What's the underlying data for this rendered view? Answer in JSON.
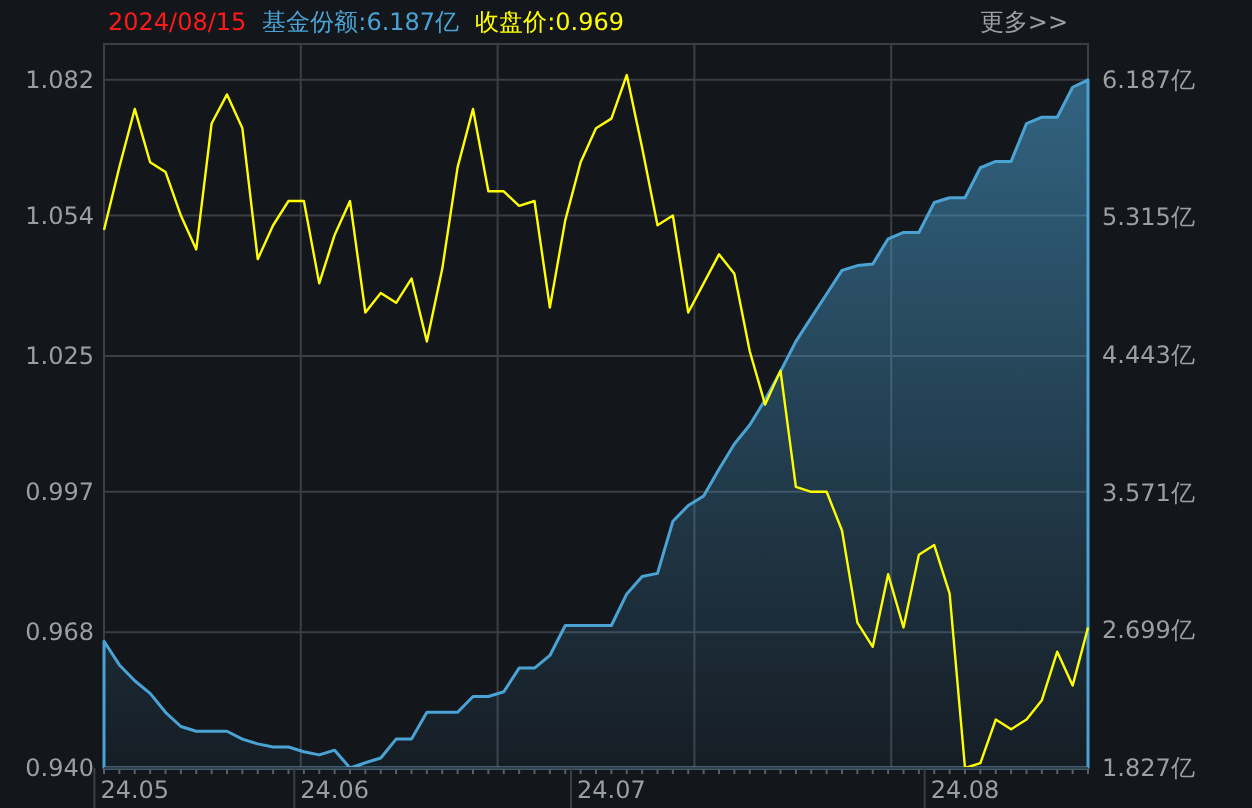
{
  "chart_data": {
    "type": "line",
    "title": "2024/08/15",
    "annotations": [
      "基金份额:6.187亿",
      "收盘价:0.969",
      "更多>>"
    ],
    "categories": [
      null,
      null,
      "24.05",
      null,
      null,
      null,
      null,
      null,
      null,
      null,
      null,
      null,
      null,
      null,
      null,
      "24.06",
      null,
      null,
      null,
      null,
      null,
      null,
      null,
      null,
      null,
      null,
      null,
      null,
      null,
      null,
      null,
      null,
      null,
      "24.07",
      null,
      null,
      null,
      null,
      null,
      null,
      null,
      null,
      null,
      null,
      null,
      null,
      null,
      null,
      null,
      null,
      null,
      null,
      null,
      null,
      null,
      null,
      "24.08",
      null,
      null,
      null,
      null,
      null,
      null,
      null,
      null
    ],
    "ylim": [
      0.94,
      1.0894
    ],
    "yticks": [
      {
        "value": 0.94,
        "label": "0.940"
      },
      {
        "value": 0.968,
        "label": "0.968"
      },
      {
        "value": 0.997,
        "label": "0.997"
      },
      {
        "value": 1.025,
        "label": "1.025"
      },
      {
        "value": 1.054,
        "label": "1.054"
      },
      {
        "value": 1.082,
        "label": "1.082"
      }
    ],
    "y2lim": [
      1.827,
      6.414
    ],
    "y2ticks": [
      {
        "value": 1.827,
        "label": "1.827亿"
      },
      {
        "value": 2.699,
        "label": "2.699亿"
      },
      {
        "value": 3.571,
        "label": "3.571亿"
      },
      {
        "value": 4.443,
        "label": "4.443亿"
      },
      {
        "value": 5.315,
        "label": "5.315亿"
      },
      {
        "value": 6.187,
        "label": "6.187亿"
      }
    ],
    "grid": true,
    "series": [
      {
        "type": "area",
        "axis": "y2",
        "color": "#4aa3d4",
        "values": [
          2.63,
          2.48,
          2.38,
          2.3,
          2.18,
          2.09,
          2.06,
          2.06,
          2.06,
          2.01,
          1.98,
          1.96,
          1.96,
          1.93,
          1.91,
          1.94,
          1.827,
          1.86,
          1.89,
          2.01,
          2.01,
          2.18,
          2.18,
          2.18,
          2.28,
          2.28,
          2.31,
          2.46,
          2.46,
          2.54,
          2.73,
          2.73,
          2.73,
          2.73,
          2.93,
          3.04,
          3.06,
          3.39,
          3.49,
          3.55,
          3.72,
          3.88,
          4.0,
          4.16,
          4.34,
          4.53,
          4.68,
          4.83,
          4.98,
          5.01,
          5.02,
          5.18,
          5.22,
          5.22,
          5.41,
          5.44,
          5.44,
          5.63,
          5.67,
          5.67,
          5.91,
          5.95,
          5.95,
          6.14,
          6.187
        ]
      },
      {
        "type": "line",
        "color": "#ffff00",
        "values": [
          1.051,
          1.064,
          1.076,
          1.065,
          1.063,
          1.054,
          1.047,
          1.073,
          1.079,
          1.072,
          1.045,
          1.052,
          1.057,
          1.057,
          1.04,
          1.05,
          1.057,
          1.034,
          1.038,
          1.036,
          1.041,
          1.028,
          1.043,
          1.064,
          1.076,
          1.059,
          1.059,
          1.056,
          1.057,
          1.035,
          1.053,
          1.065,
          1.072,
          1.074,
          1.083,
          1.068,
          1.052,
          1.054,
          1.034,
          1.04,
          1.046,
          1.042,
          1.026,
          1.015,
          1.022,
          0.998,
          0.997,
          0.997,
          0.989,
          0.97,
          0.965,
          0.98,
          0.969,
          0.984,
          0.986,
          0.976,
          0.94,
          0.941,
          0.95,
          0.948,
          0.95,
          0.954,
          0.964,
          0.957,
          0.969
        ]
      }
    ]
  }
}
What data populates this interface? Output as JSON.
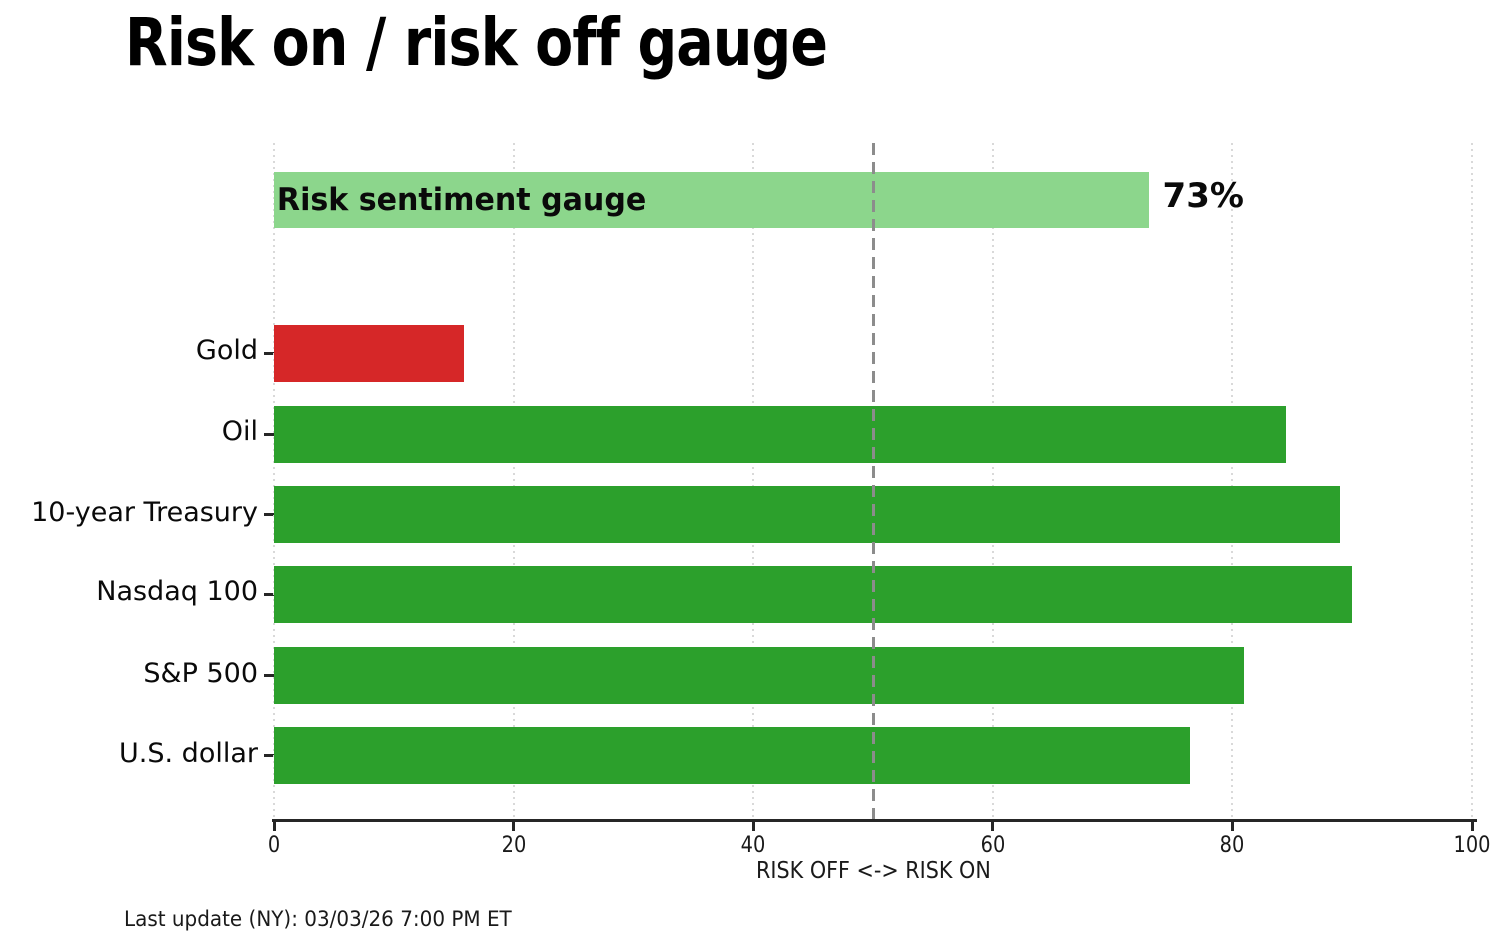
{
  "title": "Risk on / risk off gauge",
  "footer": "Last update (NY): 03/03/26 7:00 PM ET",
  "colors": {
    "risk_on_green": "#2ca02c",
    "risk_off_red": "#d62728",
    "gauge_light_green": "#8cd68c",
    "dashed_line_gray": "#8c8c8c",
    "gridline_gray": "#d9d9d9",
    "axis_dark": "#262626",
    "background": "#ffffff"
  },
  "chart_data": {
    "type": "bar",
    "orientation": "horizontal",
    "title": "Risk on / risk off gauge",
    "xlabel": "RISK OFF <-> RISK ON",
    "xlim": [
      0,
      100
    ],
    "xticks": [
      0,
      20,
      40,
      60,
      80,
      100
    ],
    "grid": "vertical-dotted",
    "legend": "none",
    "threshold_line_x": 50,
    "gauge": {
      "label": "Risk sentiment gauge",
      "value": 73,
      "value_label": "73%"
    },
    "categories": [
      "Gold",
      "Oil",
      "10-year Treasury",
      "Nasdaq 100",
      "S&P 500",
      "U.S. dollar"
    ],
    "values": [
      15.9,
      84.5,
      89,
      90,
      81,
      76.5
    ],
    "bar_colors_rule": "red if value < 50 else green"
  }
}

· · · · ·

▸ SHORT PROBLEM
Read the entries and select each line where the word "JSON" is found.

▸ THE REPLY
What's the underlying data for this rendered view? Answer in JSON.
What data populates this interface? Output as JSON.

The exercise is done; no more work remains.